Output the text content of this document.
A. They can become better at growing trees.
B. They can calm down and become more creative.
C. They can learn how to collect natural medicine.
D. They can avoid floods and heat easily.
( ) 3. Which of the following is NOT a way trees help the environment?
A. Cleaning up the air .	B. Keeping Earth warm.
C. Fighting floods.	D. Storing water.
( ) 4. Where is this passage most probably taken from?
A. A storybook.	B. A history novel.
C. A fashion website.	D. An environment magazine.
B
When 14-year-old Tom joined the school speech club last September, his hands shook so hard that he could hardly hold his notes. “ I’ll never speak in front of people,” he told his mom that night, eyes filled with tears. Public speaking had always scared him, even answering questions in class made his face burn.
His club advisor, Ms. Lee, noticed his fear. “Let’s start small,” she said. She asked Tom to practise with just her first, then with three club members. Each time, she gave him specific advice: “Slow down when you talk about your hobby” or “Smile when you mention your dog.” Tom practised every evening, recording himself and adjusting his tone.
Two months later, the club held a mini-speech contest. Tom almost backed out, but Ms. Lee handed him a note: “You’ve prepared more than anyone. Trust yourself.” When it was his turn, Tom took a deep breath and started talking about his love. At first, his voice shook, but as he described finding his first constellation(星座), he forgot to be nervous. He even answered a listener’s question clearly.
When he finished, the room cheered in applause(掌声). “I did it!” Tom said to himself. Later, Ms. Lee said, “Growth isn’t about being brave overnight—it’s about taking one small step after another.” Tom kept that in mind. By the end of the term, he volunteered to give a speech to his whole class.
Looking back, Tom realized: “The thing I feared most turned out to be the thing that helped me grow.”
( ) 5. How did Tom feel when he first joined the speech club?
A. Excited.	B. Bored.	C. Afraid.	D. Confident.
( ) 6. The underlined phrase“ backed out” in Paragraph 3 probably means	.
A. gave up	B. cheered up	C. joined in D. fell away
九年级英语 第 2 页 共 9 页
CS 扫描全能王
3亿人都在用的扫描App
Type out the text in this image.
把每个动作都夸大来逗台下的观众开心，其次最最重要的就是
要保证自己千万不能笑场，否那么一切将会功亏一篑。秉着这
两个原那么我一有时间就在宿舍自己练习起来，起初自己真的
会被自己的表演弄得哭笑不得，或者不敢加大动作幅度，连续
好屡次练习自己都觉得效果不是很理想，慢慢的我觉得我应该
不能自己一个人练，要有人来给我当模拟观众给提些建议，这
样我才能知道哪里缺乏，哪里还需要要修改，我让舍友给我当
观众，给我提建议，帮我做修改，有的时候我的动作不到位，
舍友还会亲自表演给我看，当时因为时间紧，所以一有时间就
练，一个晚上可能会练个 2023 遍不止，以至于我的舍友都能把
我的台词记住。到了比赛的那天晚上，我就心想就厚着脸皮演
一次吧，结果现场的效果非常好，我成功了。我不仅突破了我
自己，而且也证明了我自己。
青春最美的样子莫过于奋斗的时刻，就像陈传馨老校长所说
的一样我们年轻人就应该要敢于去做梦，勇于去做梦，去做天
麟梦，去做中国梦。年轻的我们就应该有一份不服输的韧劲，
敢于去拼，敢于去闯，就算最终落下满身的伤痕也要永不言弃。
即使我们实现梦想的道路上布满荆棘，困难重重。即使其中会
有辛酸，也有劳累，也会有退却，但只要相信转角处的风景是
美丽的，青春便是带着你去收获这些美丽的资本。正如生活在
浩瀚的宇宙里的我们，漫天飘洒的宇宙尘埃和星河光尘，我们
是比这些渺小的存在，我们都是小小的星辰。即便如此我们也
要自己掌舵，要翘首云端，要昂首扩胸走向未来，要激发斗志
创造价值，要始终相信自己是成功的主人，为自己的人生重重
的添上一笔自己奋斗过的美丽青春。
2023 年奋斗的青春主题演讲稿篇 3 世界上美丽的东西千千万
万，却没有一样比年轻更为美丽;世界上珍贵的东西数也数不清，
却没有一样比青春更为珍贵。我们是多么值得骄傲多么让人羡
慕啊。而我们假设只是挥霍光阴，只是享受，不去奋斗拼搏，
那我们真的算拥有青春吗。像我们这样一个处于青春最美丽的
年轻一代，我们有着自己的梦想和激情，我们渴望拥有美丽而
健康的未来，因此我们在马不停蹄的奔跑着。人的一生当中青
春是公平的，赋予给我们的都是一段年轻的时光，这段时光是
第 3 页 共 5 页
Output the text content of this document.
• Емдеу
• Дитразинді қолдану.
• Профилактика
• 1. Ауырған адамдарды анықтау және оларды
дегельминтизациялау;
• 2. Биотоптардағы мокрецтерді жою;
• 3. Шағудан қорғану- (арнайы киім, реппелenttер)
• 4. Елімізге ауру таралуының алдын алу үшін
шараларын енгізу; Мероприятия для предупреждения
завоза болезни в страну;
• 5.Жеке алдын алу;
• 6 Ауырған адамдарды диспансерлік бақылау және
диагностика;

→ WHAT YOU ARE ASKED TO DO
Every entry in the listing must be retyped exactly.

→ WORKED SOLUTION
Output the text content of this document.
A. They can become better at growing trees.
B. They can calm down and become more creative.
C. They can learn how to collect natural medicine.
D. They can avoid floods and heat easily.
( ) 3. Which of the following is NOT a way trees help the environment?
A. Cleaning up the air .	B. Keeping Earth warm.
C. Fighting floods.	D. Storing water.
( ) 4. Where is this passage most probably taken from?
A. A storybook.	B. A history novel.
C. A fashion website.	D. An environment magazine.
B
When 14-year-old Tom joined the school speech club last September, his hands shook so hard that he could hardly hold his notes. “ I’ll never speak in front of people,” he told his mom that night, eyes filled with tears. Public speaking had always scared him, even answering questions in class made his face burn.
His club advisor, Ms. Lee, noticed his fear. “Let’s start small,” she said. She asked Tom to practise with just her first, then with three club members. Each time, she gave him specific advice: “Slow down when you talk about your hobby” or “Smile when you mention your dog.” Tom practised every evening, recording himself and adjusting his tone.
Two months later, the club held a mini-speech contest. Tom almost backed out, but Ms. Lee handed him a note: “You’ve prepared more than anyone. Trust yourself.” When it was his turn, Tom took a deep breath and started talking about his love. At first, his voice shook, but as he described finding his first constellation(星座), he forgot to be nervous. He even answered a listener’s question clearly.
When he finished, the room cheered in applause(掌声). “I did it!” Tom said to himself. Later, Ms. Lee said, “Growth isn’t about being brave overnight—it’s about taking one small step after another.” Tom kept that in mind. By the end of the term, he volunteered to give a speech to his whole class.
Looking back, Tom realized: “The thing I feared most turned out to be the thing that helped me grow.”
( ) 5. How did Tom feel when he first joined the speech club?
A. Excited.	B. Bored.	C. Afraid.	D. Confident.
( ) 6. The underlined phrase“ backed out” in Paragraph 3 probably means	.
A. gave up	B. cheered up	C. joined in D. fell away
九年级英语 第 2 页 共 9 页
CS 扫描全能王
3亿人都在用的扫描App
Type out the text in this image.
把每个动作都夸大来逗台下的观众开心，其次最最重要的就是
要保证自己千万不能笑场，否那么一切将会功亏一篑。秉着这
两个原那么我一有时间就在宿舍自己练习起来，起初自己真的
会被自己的表演弄得哭笑不得，或者不敢加大动作幅度，连续
好屡次练习自己都觉得效果不是很理想，慢慢的我觉得我应该
不能自己一个人练，要有人来给我当模拟观众给提些建议，这
样我才能知道哪里缺乏，哪里还需要要修改，我让舍友给我当
观众，给我提建议，帮我做修改，有的时候我的动作不到位，
舍友还会亲自表演给我看，当时因为时间紧，所以一有时间就
练，一个晚上可能会练个 2023 遍不止，以至于我的舍友都能把
我的台词记住。到了比赛的那天晚上，我就心想就厚着脸皮演
一次吧，结果现场的效果非常好，我成功了。我不仅突破了我
自己，而且也证明了我自己。
青春最美的样子莫过于奋斗的时刻，就像陈传馨老校长所说
的一样我们年轻人就应该要敢于去做梦，勇于去做梦，去做天
麟梦，去做中国梦。年轻的我们就应该有一份不服输的韧劲，
敢于去拼，敢于去闯，就算最终落下满身的伤痕也要永不言弃。
即使我们实现梦想的道路上布满荆棘，困难重重。即使其中会
有辛酸，也有劳累，也会有退却，但只要相信转角处的风景是
美丽的，青春便是带着你去收获这些美丽的资本。正如生活在
浩瀚的宇宙里的我们，漫天飘洒的宇宙尘埃和星河光尘，我们
是比这些渺小的存在，我们都是小小的星辰。即便如此我们也
要自己掌舵，要翘首云端，要昂首扩胸走向未来，要激发斗志
创造价值，要始终相信自己是成功的主人，为自己的人生重重
的添上一笔自己奋斗过的美丽青春。
2023 年奋斗的青春主题演讲稿篇 3 世界上美丽的东西千千万
万，却没有一样比年轻更为美丽;世界上珍贵的东西数也数不清，
却没有一样比青春更为珍贵。我们是多么值得骄傲多么让人羡
慕啊。而我们假设只是挥霍光阴，只是享受，不去奋斗拼搏，
那我们真的算拥有青春吗。像我们这样一个处于青春最美丽的
年轻一代，我们有着自己的梦想和激情，我们渴望拥有美丽而
健康的未来，因此我们在马不停蹄的奔跑着。人的一生当中青
春是公平的，赋予给我们的都是一段年轻的时光，这段时光是
第 3 页 共 5 页
Output the text content of this document.
• Емдеу
• Дитразинді қолдану.
• Профилактика
• 1. Ауырған адамдарды анықтау және оларды
дегельминтизациялау;
• 2. Биотоптардағы мокрецтерді жою;
• 3. Шағудан қорғану- (арнайы киім, реппелenttер)
• 4. Елімізге ауру таралуының алдын алу үшін
шараларын енгізу; Мероприятия для предупреждения
завоза болезни в страну;
• 5.Жеке алдын алу;
• 6 Ауырған адамдарды диспансерлік бақылау және
диагностика;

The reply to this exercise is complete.